══ Data shown

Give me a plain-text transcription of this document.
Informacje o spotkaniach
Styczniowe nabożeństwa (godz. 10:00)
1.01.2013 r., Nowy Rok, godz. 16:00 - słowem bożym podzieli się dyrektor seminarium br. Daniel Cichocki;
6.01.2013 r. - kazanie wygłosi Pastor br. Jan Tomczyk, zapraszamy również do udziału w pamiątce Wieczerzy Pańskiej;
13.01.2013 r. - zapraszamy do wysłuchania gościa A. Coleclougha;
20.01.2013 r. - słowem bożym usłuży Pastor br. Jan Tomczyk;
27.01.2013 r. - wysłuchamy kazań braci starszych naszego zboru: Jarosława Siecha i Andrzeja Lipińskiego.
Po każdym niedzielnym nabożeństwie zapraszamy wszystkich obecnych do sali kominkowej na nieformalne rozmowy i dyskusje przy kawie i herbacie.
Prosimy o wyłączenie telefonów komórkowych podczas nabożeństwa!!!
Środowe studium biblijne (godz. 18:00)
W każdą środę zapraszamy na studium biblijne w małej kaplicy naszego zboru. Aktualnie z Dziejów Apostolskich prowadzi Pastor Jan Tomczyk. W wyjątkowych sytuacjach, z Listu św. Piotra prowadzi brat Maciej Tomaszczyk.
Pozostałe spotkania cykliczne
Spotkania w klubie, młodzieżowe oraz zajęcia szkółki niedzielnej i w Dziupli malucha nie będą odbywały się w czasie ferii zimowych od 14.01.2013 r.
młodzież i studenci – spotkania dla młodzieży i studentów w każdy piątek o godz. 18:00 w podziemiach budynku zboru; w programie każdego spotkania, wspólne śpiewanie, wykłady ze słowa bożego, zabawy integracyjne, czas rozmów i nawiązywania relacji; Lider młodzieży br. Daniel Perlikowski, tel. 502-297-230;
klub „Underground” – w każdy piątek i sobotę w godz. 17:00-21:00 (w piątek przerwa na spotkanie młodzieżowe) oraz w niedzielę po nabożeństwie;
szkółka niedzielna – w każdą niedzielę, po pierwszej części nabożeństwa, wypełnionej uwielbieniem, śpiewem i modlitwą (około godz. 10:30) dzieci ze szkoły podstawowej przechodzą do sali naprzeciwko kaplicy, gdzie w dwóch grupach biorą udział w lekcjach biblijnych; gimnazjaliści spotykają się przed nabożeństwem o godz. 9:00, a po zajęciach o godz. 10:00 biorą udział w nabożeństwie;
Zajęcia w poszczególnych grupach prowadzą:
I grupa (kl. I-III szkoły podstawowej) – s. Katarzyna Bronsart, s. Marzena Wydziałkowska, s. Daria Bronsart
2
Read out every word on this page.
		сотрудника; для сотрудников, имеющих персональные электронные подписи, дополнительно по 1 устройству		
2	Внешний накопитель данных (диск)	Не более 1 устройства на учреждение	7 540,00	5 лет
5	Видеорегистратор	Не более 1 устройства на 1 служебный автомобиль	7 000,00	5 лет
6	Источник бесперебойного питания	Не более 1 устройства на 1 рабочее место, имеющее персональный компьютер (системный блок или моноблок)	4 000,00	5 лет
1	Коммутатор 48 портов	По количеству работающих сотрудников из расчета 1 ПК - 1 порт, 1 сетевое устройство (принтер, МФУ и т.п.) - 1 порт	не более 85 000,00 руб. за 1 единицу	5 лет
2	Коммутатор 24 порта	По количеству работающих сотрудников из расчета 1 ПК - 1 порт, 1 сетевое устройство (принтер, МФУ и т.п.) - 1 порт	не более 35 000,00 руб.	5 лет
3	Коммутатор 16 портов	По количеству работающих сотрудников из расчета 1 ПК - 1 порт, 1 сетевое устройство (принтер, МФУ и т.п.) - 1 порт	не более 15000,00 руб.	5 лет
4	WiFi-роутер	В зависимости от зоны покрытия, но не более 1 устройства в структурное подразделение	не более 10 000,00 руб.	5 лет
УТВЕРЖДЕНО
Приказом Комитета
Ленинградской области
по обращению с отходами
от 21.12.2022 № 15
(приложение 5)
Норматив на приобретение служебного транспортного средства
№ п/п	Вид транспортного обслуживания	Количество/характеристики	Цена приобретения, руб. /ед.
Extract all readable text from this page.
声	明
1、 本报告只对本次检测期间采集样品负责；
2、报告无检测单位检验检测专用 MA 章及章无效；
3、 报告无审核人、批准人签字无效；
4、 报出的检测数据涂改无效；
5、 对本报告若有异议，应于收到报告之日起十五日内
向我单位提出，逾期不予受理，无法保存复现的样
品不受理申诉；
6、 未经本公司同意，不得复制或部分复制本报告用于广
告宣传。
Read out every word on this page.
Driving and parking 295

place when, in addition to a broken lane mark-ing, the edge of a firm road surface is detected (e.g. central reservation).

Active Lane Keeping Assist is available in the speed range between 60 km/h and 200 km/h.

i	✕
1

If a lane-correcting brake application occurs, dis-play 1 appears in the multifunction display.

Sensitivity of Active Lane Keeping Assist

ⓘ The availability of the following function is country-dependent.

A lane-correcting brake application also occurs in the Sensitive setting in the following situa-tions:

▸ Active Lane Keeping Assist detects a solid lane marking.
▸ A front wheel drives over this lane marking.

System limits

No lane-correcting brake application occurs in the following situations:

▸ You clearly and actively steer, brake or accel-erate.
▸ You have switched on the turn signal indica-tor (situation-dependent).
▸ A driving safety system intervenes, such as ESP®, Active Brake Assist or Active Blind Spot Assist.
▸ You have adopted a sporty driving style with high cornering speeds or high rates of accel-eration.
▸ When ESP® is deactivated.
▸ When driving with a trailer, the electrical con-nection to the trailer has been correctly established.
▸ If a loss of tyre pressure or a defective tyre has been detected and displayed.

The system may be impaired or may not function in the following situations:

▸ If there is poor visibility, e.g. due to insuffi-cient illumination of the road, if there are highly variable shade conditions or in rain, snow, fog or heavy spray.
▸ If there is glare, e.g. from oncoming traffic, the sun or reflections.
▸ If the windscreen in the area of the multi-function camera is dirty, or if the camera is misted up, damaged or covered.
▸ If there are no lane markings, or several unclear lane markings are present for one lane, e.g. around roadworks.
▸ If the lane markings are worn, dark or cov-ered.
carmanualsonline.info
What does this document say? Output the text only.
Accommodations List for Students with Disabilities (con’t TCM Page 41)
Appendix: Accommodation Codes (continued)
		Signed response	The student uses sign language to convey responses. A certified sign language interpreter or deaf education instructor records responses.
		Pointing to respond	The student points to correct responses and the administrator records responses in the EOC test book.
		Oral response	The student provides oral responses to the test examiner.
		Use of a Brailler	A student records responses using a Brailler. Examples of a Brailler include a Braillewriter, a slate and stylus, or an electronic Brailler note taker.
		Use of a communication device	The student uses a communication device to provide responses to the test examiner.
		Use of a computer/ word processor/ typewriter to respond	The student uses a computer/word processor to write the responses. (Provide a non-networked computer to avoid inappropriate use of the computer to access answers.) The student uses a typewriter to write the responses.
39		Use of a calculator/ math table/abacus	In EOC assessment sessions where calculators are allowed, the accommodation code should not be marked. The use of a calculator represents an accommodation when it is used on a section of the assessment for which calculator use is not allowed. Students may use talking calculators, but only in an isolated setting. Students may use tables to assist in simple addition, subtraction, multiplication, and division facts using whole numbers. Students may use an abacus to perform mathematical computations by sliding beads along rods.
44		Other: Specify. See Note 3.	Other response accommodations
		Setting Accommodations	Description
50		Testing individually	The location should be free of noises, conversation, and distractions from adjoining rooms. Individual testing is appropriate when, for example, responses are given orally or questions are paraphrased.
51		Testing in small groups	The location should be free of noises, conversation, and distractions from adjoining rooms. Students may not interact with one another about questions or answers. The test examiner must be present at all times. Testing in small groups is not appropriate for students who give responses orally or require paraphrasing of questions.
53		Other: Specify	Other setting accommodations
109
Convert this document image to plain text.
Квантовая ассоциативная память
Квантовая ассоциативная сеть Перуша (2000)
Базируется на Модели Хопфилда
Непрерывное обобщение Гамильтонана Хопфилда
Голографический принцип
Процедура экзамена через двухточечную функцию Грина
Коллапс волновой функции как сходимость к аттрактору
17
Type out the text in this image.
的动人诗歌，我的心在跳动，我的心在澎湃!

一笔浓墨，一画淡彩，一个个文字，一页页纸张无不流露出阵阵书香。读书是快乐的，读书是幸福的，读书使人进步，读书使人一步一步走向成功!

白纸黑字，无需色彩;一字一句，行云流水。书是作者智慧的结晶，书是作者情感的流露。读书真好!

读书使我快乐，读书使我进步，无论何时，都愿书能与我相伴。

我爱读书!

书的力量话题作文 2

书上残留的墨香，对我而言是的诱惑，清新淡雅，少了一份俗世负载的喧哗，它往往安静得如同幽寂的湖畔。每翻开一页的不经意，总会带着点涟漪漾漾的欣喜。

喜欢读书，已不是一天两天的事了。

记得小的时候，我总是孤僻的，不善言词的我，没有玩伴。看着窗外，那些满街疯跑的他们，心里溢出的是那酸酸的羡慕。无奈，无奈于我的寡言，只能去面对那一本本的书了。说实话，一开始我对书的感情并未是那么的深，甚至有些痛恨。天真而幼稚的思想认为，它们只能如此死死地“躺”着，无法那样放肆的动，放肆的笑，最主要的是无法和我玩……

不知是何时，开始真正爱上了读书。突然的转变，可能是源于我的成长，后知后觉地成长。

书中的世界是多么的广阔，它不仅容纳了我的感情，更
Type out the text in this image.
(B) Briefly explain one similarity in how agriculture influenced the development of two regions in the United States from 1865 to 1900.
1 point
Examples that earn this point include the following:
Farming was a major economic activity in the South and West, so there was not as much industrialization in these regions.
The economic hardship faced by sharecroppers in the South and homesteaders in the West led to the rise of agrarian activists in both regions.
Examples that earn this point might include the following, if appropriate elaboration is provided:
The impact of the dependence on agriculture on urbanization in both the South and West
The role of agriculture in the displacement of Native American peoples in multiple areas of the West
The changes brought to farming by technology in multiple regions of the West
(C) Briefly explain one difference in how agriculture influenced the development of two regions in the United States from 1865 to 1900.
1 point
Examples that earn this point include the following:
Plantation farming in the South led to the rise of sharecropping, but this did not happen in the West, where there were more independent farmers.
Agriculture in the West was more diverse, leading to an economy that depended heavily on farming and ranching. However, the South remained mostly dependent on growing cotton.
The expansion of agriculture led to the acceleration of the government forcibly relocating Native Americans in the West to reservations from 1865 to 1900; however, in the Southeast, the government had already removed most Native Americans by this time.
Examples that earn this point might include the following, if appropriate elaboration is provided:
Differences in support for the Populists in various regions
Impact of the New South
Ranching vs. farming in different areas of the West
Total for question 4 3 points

════

◆ **Exercise aim**
Every line of the listing that holds "rise" should be found and copied.

◆ **Problem solution**
The economic hardship faced by sharecroppers in the South and homesteaders in the West led to the rise of agrarian activists in both regions.
Plantation farming in the South led to the rise of sharecropping, but this did not happen in the West, where there were more independent farmers.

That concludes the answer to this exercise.